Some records
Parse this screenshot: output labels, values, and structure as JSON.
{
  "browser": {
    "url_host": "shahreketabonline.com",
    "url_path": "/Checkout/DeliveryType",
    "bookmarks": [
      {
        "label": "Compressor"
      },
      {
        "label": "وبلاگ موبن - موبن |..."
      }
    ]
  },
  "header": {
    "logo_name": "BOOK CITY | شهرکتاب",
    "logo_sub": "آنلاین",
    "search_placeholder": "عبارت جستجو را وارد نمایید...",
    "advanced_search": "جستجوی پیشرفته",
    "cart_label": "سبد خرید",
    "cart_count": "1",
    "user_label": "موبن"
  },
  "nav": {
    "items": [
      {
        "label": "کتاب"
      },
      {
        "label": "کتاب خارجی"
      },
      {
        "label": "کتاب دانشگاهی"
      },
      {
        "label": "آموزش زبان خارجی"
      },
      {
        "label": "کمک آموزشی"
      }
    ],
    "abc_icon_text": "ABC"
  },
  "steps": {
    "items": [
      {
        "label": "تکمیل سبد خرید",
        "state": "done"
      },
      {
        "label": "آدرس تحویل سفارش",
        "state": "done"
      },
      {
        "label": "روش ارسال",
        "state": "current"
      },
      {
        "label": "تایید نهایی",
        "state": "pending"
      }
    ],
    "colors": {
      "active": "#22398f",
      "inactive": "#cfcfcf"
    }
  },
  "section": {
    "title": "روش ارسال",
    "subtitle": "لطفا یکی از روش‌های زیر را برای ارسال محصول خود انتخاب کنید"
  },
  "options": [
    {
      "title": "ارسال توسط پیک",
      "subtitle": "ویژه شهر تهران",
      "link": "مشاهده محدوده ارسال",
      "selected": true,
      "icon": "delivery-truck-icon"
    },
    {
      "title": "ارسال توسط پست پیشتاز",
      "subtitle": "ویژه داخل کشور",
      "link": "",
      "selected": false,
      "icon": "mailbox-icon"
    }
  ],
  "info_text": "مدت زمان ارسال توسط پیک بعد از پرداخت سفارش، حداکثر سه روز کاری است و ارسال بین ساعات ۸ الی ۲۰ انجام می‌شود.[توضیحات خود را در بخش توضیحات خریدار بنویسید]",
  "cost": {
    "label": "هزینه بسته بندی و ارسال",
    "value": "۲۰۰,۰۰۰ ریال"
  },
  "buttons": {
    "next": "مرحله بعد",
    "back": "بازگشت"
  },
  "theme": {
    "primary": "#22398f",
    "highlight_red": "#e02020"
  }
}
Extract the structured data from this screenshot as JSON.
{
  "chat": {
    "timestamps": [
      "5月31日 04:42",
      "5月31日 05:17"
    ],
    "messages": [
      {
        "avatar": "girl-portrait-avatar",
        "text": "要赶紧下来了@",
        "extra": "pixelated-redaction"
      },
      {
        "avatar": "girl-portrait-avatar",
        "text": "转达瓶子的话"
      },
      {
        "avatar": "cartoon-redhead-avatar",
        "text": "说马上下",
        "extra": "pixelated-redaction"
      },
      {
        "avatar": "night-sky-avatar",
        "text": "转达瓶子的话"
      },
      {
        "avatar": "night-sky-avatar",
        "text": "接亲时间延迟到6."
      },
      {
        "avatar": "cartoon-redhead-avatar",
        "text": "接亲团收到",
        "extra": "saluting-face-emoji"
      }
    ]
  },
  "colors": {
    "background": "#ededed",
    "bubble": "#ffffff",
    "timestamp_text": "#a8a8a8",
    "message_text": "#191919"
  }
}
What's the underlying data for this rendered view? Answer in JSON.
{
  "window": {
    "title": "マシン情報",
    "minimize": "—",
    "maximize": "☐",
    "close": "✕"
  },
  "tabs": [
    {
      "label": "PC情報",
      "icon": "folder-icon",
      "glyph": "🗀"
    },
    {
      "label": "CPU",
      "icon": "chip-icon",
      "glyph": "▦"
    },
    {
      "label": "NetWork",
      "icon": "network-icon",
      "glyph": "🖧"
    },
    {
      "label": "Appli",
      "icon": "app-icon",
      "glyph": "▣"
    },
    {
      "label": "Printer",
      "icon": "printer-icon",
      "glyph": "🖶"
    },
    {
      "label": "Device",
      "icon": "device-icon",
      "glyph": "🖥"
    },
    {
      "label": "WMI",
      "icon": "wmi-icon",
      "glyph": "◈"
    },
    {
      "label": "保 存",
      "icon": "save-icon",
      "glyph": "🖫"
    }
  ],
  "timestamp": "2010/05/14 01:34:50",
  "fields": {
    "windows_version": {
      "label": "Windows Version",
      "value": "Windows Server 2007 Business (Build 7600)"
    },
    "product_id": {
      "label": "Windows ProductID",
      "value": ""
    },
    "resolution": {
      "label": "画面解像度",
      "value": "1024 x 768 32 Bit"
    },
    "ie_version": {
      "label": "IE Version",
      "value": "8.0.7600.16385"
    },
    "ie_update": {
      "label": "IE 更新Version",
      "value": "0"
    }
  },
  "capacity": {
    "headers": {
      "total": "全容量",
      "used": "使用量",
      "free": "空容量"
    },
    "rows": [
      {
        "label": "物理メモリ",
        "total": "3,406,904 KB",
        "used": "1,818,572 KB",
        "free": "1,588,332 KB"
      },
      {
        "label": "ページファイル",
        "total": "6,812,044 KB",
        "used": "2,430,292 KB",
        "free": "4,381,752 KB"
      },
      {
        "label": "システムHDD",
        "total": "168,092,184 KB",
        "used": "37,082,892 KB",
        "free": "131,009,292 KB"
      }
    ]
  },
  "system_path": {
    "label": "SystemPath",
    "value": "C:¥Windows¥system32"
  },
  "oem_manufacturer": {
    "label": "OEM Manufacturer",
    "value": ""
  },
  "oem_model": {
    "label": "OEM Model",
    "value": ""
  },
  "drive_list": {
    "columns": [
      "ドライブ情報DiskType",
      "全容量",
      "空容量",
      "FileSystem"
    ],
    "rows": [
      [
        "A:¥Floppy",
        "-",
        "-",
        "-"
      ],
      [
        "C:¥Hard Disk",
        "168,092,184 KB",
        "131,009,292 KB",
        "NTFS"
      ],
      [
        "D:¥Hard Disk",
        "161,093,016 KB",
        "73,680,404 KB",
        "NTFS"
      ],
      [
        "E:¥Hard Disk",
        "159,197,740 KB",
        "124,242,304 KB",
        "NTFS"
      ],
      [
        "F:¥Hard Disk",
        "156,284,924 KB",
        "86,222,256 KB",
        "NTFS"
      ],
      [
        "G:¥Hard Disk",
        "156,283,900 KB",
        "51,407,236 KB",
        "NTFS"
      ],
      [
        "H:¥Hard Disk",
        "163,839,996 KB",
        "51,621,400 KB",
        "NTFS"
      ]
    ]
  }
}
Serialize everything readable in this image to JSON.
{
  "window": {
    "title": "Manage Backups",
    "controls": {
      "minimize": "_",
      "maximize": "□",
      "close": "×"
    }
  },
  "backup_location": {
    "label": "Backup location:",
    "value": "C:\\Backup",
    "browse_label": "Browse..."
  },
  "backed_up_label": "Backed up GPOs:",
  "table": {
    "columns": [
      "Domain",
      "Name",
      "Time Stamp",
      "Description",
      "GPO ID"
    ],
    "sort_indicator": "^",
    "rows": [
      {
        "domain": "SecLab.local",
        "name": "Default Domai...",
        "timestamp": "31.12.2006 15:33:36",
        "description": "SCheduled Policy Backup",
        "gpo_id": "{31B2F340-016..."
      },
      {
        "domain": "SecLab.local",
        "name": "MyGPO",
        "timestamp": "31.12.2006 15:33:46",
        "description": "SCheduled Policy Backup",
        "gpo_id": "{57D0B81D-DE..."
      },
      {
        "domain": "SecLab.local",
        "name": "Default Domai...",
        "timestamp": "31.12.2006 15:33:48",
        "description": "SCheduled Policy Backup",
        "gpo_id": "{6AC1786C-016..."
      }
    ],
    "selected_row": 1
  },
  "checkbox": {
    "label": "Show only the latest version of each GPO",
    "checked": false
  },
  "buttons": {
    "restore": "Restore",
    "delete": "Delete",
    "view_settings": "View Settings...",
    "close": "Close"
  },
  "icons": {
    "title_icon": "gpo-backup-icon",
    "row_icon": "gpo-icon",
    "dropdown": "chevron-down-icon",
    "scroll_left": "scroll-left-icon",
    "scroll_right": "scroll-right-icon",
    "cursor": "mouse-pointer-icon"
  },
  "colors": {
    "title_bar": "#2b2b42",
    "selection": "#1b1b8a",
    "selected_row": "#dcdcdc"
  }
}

Instruction: Examine the listing and say how many of its lines contain the string "Hard". Give the number alone.

Worked solution: 6